- **Your objective**:
Copy out, from the entries below, each line holding the string "been".

start Material for this task

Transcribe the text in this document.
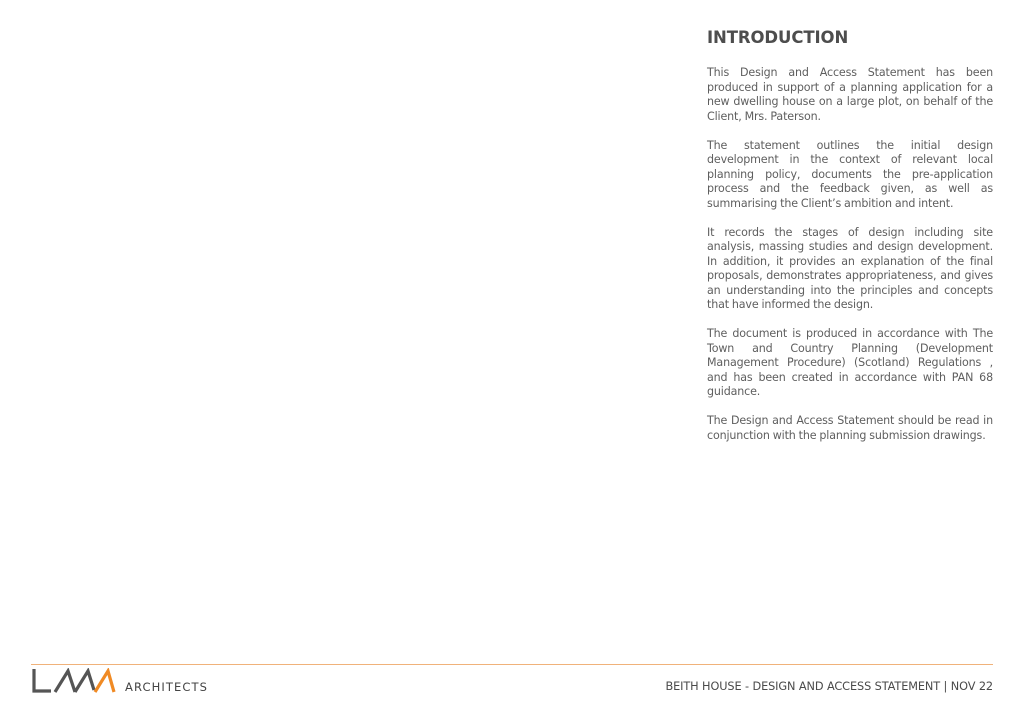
INTRODUCTION

This Design and Access Statement has been produced in support of a planning application for a new dwelling house on a large plot, on behalf of the Client, Mrs. Paterson.

The statement outlines the initial design development in the context of relevant local planning policy, documents the pre-application process and the feedback given, as well as summarising the Client’s ambition and intent.

It records the stages of design including site analysis, massing studies and design development. In addition, it provides an explanation of the final proposals, demonstrates appropriateness, and gives an understanding into the principles and concepts that have informed the design.

The document is produced in accordance with The Town and Country Planning (Development Management Procedure) (Scotland) Regulations , and has been created in accordance with PAN 68 guidance.

The Design and Access Statement should be read in conjunction with the planning submission drawings.

ARCHITECTS	BEITH HOUSE - DESIGN AND ACCESS STATEMENT | NOV 22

end Material for this task

- **Problem solution**:
This Design and Access Statement has been produced in support of a planning application for a new dwelling house on a large plot, on behalf of the Client, Mrs. Paterson.
The document is produced in accordance with The Town and Country Planning (Development Management Procedure) (Scotland) Regulations , and has been created in accordance with PAN 68 guidance.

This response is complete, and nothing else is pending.